Copy the data that follows exactly. Include no pictures.

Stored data
──────────────────────────────

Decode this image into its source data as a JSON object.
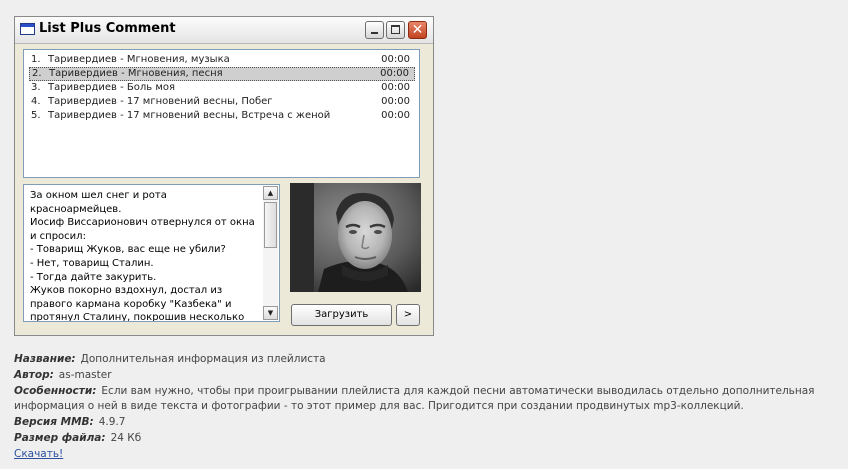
{
  "window": {
    "title": "List Plus Comment",
    "buttons": {
      "close_glyph": "✕"
    }
  },
  "playlist": {
    "tracks": [
      {
        "num": "1.",
        "name": "Таривердиев - Мгновения, музыка",
        "duration": "00:00",
        "selected": false
      },
      {
        "num": "2.",
        "name": "Таривердиев - Мгновения, песня",
        "duration": "00:00",
        "selected": true
      },
      {
        "num": "3.",
        "name": "Таривердиев - Боль моя",
        "duration": "00:00",
        "selected": false
      },
      {
        "num": "4.",
        "name": "Таривердиев - 17 мгновений весны, Побег",
        "duration": "00:00",
        "selected": false
      },
      {
        "num": "5.",
        "name": "Таривердиев - 17 мгновений весны, Встреча с женой",
        "duration": "00:00",
        "selected": false
      }
    ]
  },
  "comment": {
    "text": "За окном шел снег и рота красноармейцев.\nИосиф Виссарионович отвернулся от окна и спросил:\n- Товарищ Жуков, вас еще не убили?\n- Нет, товарищ Сталин.\n- Тогда дайте закурить.\nЖуков покорно вздохнул, достал из правого кармана коробку \"Казбека\" и протянул Сталину, покрошив несколько папирос в трубку, главнокомандующий",
    "scroll_up": "▲",
    "scroll_down": "▼"
  },
  "buttons": {
    "load_label": "Загрузить",
    "next_label": ">"
  },
  "info": {
    "name_label": "Название:",
    "name_value": "Дополнительная информация из плейлиста",
    "author_label": "Автор:",
    "author_value": "as-master",
    "features_label": "Особенности:",
    "features_value": "Если вам нужно, чтобы при проигрывании плейлиста для каждой песни автоматически выводилась отдельно дополнительная информация о ней в виде текста и фотографии - то этот пример для вас. Пригодится при создании продвинутых mp3-коллекций.",
    "version_label": "Версия MMB:",
    "version_value": "4.9.7",
    "size_label": "Размер файла:",
    "size_value": "24 Кб",
    "download_label": "Скачать!"
  }
}
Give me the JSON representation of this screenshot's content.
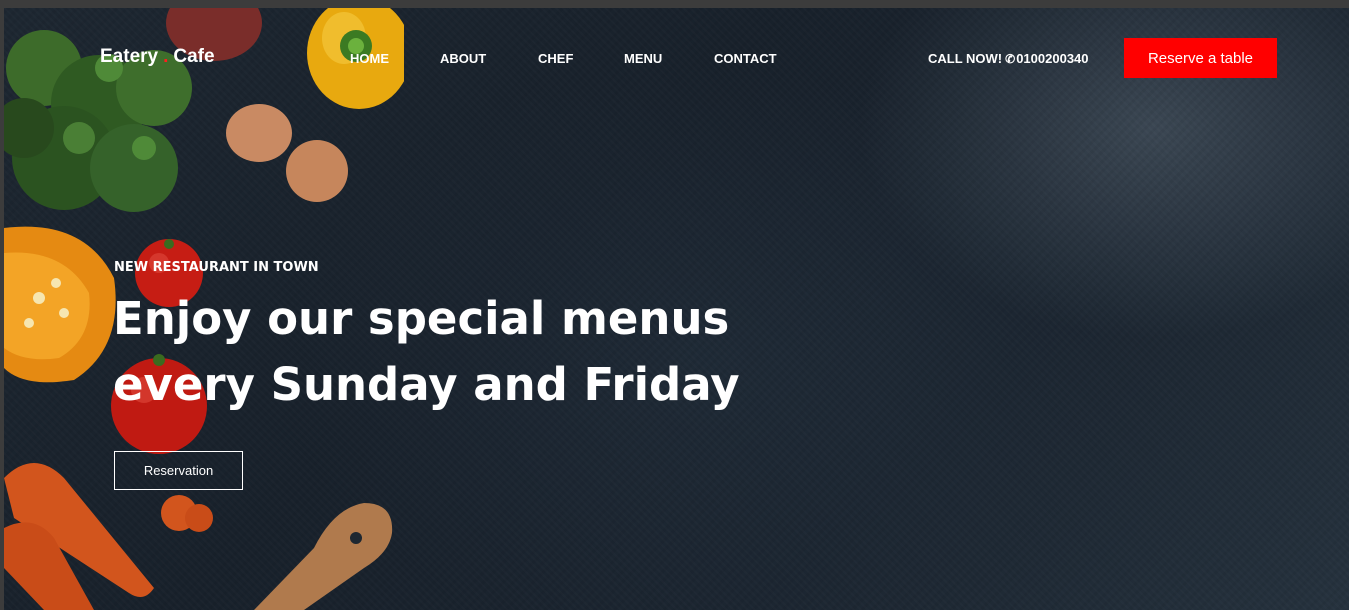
{
  "brand": {
    "name_first": "Eatery",
    "separator": ".",
    "name_second": "Cafe",
    "accent_color": "#ff0000"
  },
  "nav": {
    "items": [
      "HOME",
      "ABOUT",
      "CHEF",
      "MENU",
      "CONTACT"
    ]
  },
  "header_cta": {
    "call_label": "CALL NOW!",
    "phone_icon": "phone-icon",
    "phone_number": "0100200340",
    "reserve_label": "Reserve a table"
  },
  "hero": {
    "eyebrow": "NEW RESTAURANT IN TOWN",
    "headline": "Enjoy our special menus every Sunday and Friday",
    "button_label": "Reservation"
  }
}
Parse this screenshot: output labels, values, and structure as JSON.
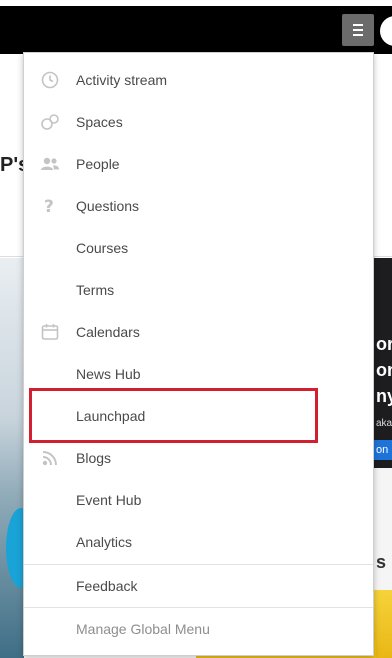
{
  "background": {
    "title_fragment": "P's",
    "card_lines": [
      "or",
      "on",
      "ny"
    ],
    "card_small": "aka",
    "card_button": "on",
    "card2_text": "s"
  },
  "menu": {
    "items": [
      {
        "label": "Activity stream",
        "icon": "clock-icon"
      },
      {
        "label": "Spaces",
        "icon": "spaces-icon"
      },
      {
        "label": "People",
        "icon": "people-icon"
      },
      {
        "label": "Questions",
        "icon": "question-icon"
      },
      {
        "label": "Courses",
        "icon": ""
      },
      {
        "label": "Terms",
        "icon": ""
      },
      {
        "label": "Calendars",
        "icon": "calendar-icon"
      },
      {
        "label": "News Hub",
        "icon": ""
      },
      {
        "label": "Launchpad",
        "icon": ""
      },
      {
        "label": "Blogs",
        "icon": "rss-icon"
      },
      {
        "label": "Event Hub",
        "icon": ""
      },
      {
        "label": "Analytics",
        "icon": ""
      }
    ],
    "feedback": "Feedback",
    "manage": "Manage Global Menu"
  },
  "highlight_color": "#d32030"
}
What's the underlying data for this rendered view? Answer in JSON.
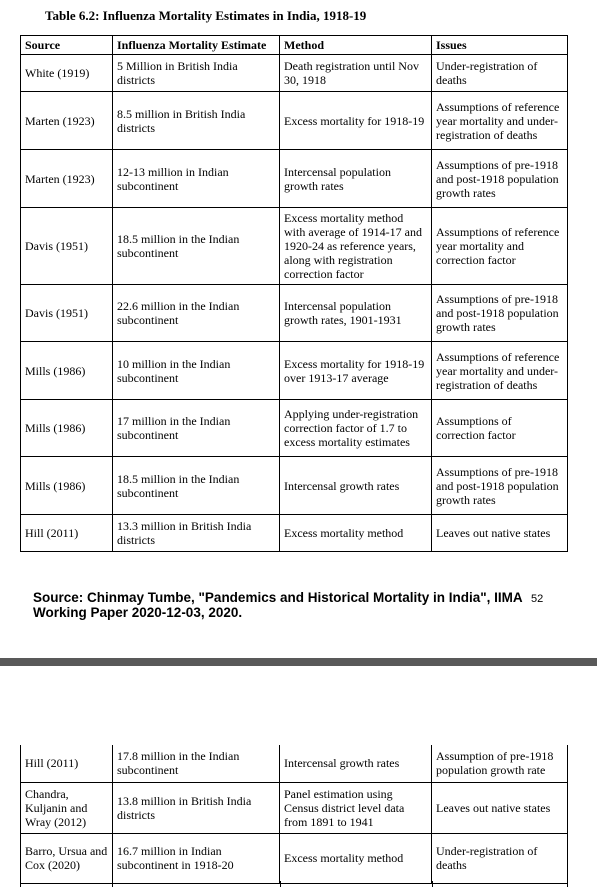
{
  "page1": {
    "title": "Table 6.2: Influenza Mortality Estimates in India, 1918-19",
    "headers": [
      "Source",
      "Influenza Mortality Estimate",
      "Method",
      "Issues"
    ],
    "rows": [
      {
        "source": "White (1919)",
        "estimate": "5 Million in British India districts",
        "method": "Death registration until Nov 30, 1918",
        "issues": "Under-registration of deaths"
      },
      {
        "source": "Marten (1923)",
        "estimate": "8.5 million in British India districts",
        "method": "Excess mortality for 1918-19",
        "issues": "Assumptions of reference year mortality and under-registration of deaths"
      },
      {
        "source": "Marten (1923)",
        "estimate": "12-13 million in Indian subcontinent",
        "method": "Intercensal population growth rates",
        "issues": "Assumptions of pre-1918 and post-1918 population growth rates"
      },
      {
        "source": "Davis (1951)",
        "estimate": "18.5 million in the Indian subcontinent",
        "method": "Excess mortality method with average of 1914-17 and 1920-24 as reference years, along with registration correction factor",
        "issues": "Assumptions of reference year mortality and correction factor"
      },
      {
        "source": "Davis (1951)",
        "estimate": "22.6 million in the Indian subcontinent",
        "method": "Intercensal population growth rates, 1901-1931",
        "issues": "Assumptions of pre-1918 and post-1918 population growth rates"
      },
      {
        "source": "Mills (1986)",
        "estimate": "10 million in the Indian subcontinent",
        "method": "Excess mortality for 1918-19 over 1913-17 average",
        "issues": "Assumptions of reference year mortality and under-registration of deaths"
      },
      {
        "source": "Mills (1986)",
        "estimate": "17 million in the Indian subcontinent",
        "method": "Applying under-registration correction factor of 1.7 to excess mortality estimates",
        "issues": "Assumptions of correction factor"
      },
      {
        "source": "Mills (1986)",
        "estimate": "18.5 million in the Indian subcontinent",
        "method": "Intercensal growth rates",
        "issues": "Assumptions of pre-1918 and post-1918 population growth rates"
      },
      {
        "source": "Hill (2011)",
        "estimate": "13.3 million in British India districts",
        "method": "Excess mortality method",
        "issues": "Leaves out native states"
      }
    ],
    "source_note": "Source: Chinmay Tumbe, \"Pandemics and Historical Mortality in India\", IIMA Working Paper 2020-12-03, 2020.",
    "page_number": "52"
  },
  "page2": {
    "rows": [
      {
        "source": "Hill (2011)",
        "estimate": "17.8 million in the Indian subcontinent",
        "method": "Intercensal growth rates",
        "issues": "Assumption of pre-1918 population growth rate"
      },
      {
        "source": "Chandra, Kuljanin and Wray (2012)",
        "estimate": "13.8 million in British India districts",
        "method": "Panel estimation using Census district level data from 1891 to 1941",
        "issues": "Leaves out native states"
      },
      {
        "source": "Barro, Ursua and Cox (2020)",
        "estimate": "16.7 million in Indian subcontinent in 1918-20",
        "method": "Excess mortality method",
        "issues": "Under-registration of deaths"
      }
    ]
  }
}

──────────────────────────────

#### [Response to the exercise]
Decode this image into its source data as a JSON object.
{
  "window": {
    "title": "List Plus Comment",
    "buttons": {
      "close_glyph": "✕"
    }
  },
  "playlist": {
    "tracks": [
      {
        "num": "1.",
        "name": "Таривердиев - Мгновения, музыка",
        "duration": "00:00",
        "selected": false
      },
      {
        "num": "2.",
        "name": "Таривердиев - Мгновения, песня",
        "duration": "00:00",
        "selected": true
      },
      {
        "num": "3.",
        "name": "Таривердиев - Боль моя",
        "duration": "00:00",
        "selected": false
      },
      {
        "num": "4.",
        "name": "Таривердиев - 17 мгновений весны, Побег",
        "duration": "00:00",
        "selected": false
      },
      {
        "num": "5.",
        "name": "Таривердиев - 17 мгновений весны, Встреча с женой",
        "duration": "00:00",
        "selected": false
      }
    ]
  },
  "comment": {
    "text": "За окном шел снег и рота красноармейцев.\nИосиф Виссарионович отвернулся от окна и спросил:\n- Товарищ Жуков, вас еще не убили?\n- Нет, товарищ Сталин.\n- Тогда дайте закурить.\nЖуков покорно вздохнул, достал из правого кармана коробку \"Казбека\" и протянул Сталину, покрошив несколько папирос в трубку, главнокомандующий",
    "scroll_up": "▲",
    "scroll_down": "▼"
  },
  "buttons": {
    "load_label": "Загрузить",
    "next_label": ">"
  },
  "info": {
    "name_label": "Название:",
    "name_value": "Дополнительная информация из плейлиста",
    "author_label": "Автор:",
    "author_value": "as-master",
    "features_label": "Особенности:",
    "features_value": "Если вам нужно, чтобы при проигрывании плейлиста для каждой песни автоматически выводилась отдельно дополнительная информация о ней в виде текста и фотографии - то этот пример для вас. Пригодится при создании продвинутых mp3-коллекций.",
    "version_label": "Версия MMB:",
    "version_value": "4.9.7",
    "size_label": "Размер файла:",
    "size_value": "24 Кб",
    "download_label": "Скачать!"
  }
}
Give me the JSON representation of this screenshot's content.
{
  "brand": {
    "name_first": "Eatery",
    "separator": ".",
    "name_second": "Cafe",
    "accent_color": "#ff0000"
  },
  "nav": {
    "items": [
      "HOME",
      "ABOUT",
      "CHEF",
      "MENU",
      "CONTACT"
    ]
  },
  "header_cta": {
    "call_label": "CALL NOW!",
    "phone_icon": "phone-icon",
    "phone_number": "0100200340",
    "reserve_label": "Reserve a table"
  },
  "hero": {
    "eyebrow": "NEW RESTAURANT IN TOWN",
    "headline": "Enjoy our special menus every Sunday and Friday",
    "button_label": "Reservation"
  }
}
Parse this screenshot: output labels, values, and structure as JSON.
{
  "background": {
    "title_fragment": "P's",
    "card_lines": [
      "or",
      "on",
      "ny"
    ],
    "card_small": "aka",
    "card_button": "on",
    "card2_text": "s"
  },
  "menu": {
    "items": [
      {
        "label": "Activity stream",
        "icon": "clock-icon"
      },
      {
        "label": "Spaces",
        "icon": "spaces-icon"
      },
      {
        "label": "People",
        "icon": "people-icon"
      },
      {
        "label": "Questions",
        "icon": "question-icon"
      },
      {
        "label": "Courses",
        "icon": ""
      },
      {
        "label": "Terms",
        "icon": ""
      },
      {
        "label": "Calendars",
        "icon": "calendar-icon"
      },
      {
        "label": "News Hub",
        "icon": ""
      },
      {
        "label": "Launchpad",
        "icon": ""
      },
      {
        "label": "Blogs",
        "icon": "rss-icon"
      },
      {
        "label": "Event Hub",
        "icon": ""
      },
      {
        "label": "Analytics",
        "icon": ""
      }
    ],
    "feedback": "Feedback",
    "manage": "Manage Global Menu"
  },
  "highlight_color": "#d32030"
}
What's the underlying data for this rendered view? Answer in JSON.
{
  "page1": {
    "title": "Table 6.2: Influenza Mortality Estimates in India, 1918-19",
    "headers": [
      "Source",
      "Influenza Mortality Estimate",
      "Method",
      "Issues"
    ],
    "rows": [
      {
        "source": "White (1919)",
        "estimate": "5 Million in British India districts",
        "method": "Death registration until Nov 30, 1918",
        "issues": "Under-registration of deaths"
      },
      {
        "source": "Marten (1923)",
        "estimate": "8.5 million in British India districts",
        "method": "Excess mortality for 1918-19",
        "issues": "Assumptions of reference year mortality and under-registration of deaths"
      },
      {
        "source": "Marten (1923)",
        "estimate": "12-13 million in Indian subcontinent",
        "method": "Intercensal population growth rates",
        "issues": "Assumptions of pre-1918 and post-1918 population growth rates"
      },
      {
        "source": "Davis (1951)",
        "estimate": "18.5 million in the Indian subcontinent",
        "method": "Excess mortality method with average of 1914-17 and 1920-24 as reference years, along with registration correction factor",
        "issues": "Assumptions of reference year mortality and correction factor"
      },
      {
        "source": "Davis (1951)",
        "estimate": "22.6 million in the Indian subcontinent",
        "method": "Intercensal population growth rates, 1901-1931",
        "issues": "Assumptions of pre-1918 and post-1918 population growth rates"
      },
      {
        "source": "Mills (1986)",
        "estimate": "10 million in the Indian subcontinent",
        "method": "Excess mortality for 1918-19 over 1913-17 average",
        "issues": "Assumptions of reference year mortality and under-registration of deaths"
      },
      {
        "source": "Mills (1986)",
        "estimate": "17 million in the Indian subcontinent",
        "method": "Applying under-registration correction factor of 1.7 to excess mortality estimates",
        "issues": "Assumptions of correction factor"
      },
      {
        "source": "Mills (1986)",
        "estimate": "18.5 million in the Indian subcontinent",
        "method": "Intercensal growth rates",
        "issues": "Assumptions of pre-1918 and post-1918 population growth rates"
      },
      {
        "source": "Hill (2011)",
        "estimate": "13.3 million in British India districts",
        "method": "Excess mortality method",
        "issues": "Leaves out native states"
      }
    ],
    "source_note": "Source: Chinmay Tumbe, \"Pandemics and Historical Mortality in India\", IIMA Working Paper 2020-12-03, 2020.",
    "page_number": "52"
  },
  "page2": {
    "rows": [
      {
        "source": "Hill (2011)",
        "estimate": "17.8 million in the Indian subcontinent",
        "method": "Intercensal growth rates",
        "issues": "Assumption of pre-1918 population growth rate"
      },
      {
        "source": "Chandra, Kuljanin and Wray (2012)",
        "estimate": "13.8 million in British India districts",
        "method": "Panel estimation using Census district level data from 1891 to 1941",
        "issues": "Leaves out native states"
      },
      {
        "source": "Barro, Ursua and Cox (2020)",
        "estimate": "16.7 million in Indian subcontinent in 1918-20",
        "method": "Excess mortality method",
        "issues": "Under-registration of deaths"
      }
    ]
  }
}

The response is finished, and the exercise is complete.